→ Problem details
Beginning with the line that holds "Extract all readable text from this page.", set down each line of the data below through the very last, exactly as given, and nothing beyond that.

→ Given data
begin

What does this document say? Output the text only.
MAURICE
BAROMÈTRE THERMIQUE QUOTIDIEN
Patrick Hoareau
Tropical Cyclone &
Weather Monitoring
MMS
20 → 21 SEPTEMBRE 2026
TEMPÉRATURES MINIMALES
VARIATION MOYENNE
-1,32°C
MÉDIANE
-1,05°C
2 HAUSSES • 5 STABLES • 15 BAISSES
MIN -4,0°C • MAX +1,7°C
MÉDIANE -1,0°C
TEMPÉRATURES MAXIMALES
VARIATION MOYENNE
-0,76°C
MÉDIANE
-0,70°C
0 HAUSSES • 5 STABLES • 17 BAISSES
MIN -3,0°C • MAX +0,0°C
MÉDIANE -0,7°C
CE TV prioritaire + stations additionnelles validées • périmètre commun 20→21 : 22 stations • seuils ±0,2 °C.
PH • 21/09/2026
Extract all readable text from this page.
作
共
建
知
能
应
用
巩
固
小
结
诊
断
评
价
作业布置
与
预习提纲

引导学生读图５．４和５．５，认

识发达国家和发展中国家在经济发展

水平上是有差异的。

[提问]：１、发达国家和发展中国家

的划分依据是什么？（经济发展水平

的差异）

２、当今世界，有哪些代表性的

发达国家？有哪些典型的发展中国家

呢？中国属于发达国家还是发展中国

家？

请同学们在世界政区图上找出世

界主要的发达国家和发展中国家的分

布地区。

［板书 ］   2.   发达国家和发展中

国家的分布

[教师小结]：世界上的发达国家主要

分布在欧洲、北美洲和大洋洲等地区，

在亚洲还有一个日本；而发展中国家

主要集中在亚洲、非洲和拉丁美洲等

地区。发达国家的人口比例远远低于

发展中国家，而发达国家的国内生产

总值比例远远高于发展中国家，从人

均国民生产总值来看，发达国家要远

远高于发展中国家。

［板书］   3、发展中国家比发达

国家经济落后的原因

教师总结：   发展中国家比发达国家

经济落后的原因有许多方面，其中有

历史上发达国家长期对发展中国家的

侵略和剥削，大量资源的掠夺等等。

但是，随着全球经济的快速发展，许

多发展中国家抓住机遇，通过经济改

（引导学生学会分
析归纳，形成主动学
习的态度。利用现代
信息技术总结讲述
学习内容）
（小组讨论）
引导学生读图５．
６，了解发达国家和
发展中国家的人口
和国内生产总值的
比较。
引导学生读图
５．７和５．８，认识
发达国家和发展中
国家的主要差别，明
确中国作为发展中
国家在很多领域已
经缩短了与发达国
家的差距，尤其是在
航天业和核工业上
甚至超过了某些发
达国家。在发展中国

end

→ Final result
Extract all readable text from this page.
作
共
建
知
能
应
用
巩
固
小
结
诊
断
评
价
作业布置
与
预习提纲

引导学生读图５．４和５．５，认

识发达国家和发展中国家在经济发展

水平上是有差异的。

[提问]：１、发达国家和发展中国家

的划分依据是什么？（经济发展水平

的差异）

２、当今世界，有哪些代表性的

发达国家？有哪些典型的发展中国家

呢？中国属于发达国家还是发展中国

家？

请同学们在世界政区图上找出世

界主要的发达国家和发展中国家的分

布地区。

［板书 ］   2.   发达国家和发展中

国家的分布

[教师小结]：世界上的发达国家主要

分布在欧洲、北美洲和大洋洲等地区，

在亚洲还有一个日本；而发展中国家

主要集中在亚洲、非洲和拉丁美洲等

地区。发达国家的人口比例远远低于

发展中国家，而发达国家的国内生产

总值比例远远高于发展中国家，从人

均国民生产总值来看，发达国家要远

远高于发展中国家。

［板书］   3、发展中国家比发达

国家经济落后的原因

教师总结：   发展中国家比发达国家

经济落后的原因有许多方面，其中有

历史上发达国家长期对发展中国家的

侵略和剥削，大量资源的掠夺等等。

但是，随着全球经济的快速发展，许

多发展中国家抓住机遇，通过经济改

（引导学生学会分
析归纳，形成主动学
习的态度。利用现代
信息技术总结讲述
学习内容）
（小组讨论）
引导学生读图５．
６，了解发达国家和
发展中国家的人口
和国内生产总值的
比较。
引导学生读图
５．７和５．８，认识
发达国家和发展中
国家的主要差别，明
确中国作为发展中
国家在很多领域已
经缩短了与发达国
家的差距，尤其是在
航天业和核工业上
甚至超过了某些发
达国家。在发展中国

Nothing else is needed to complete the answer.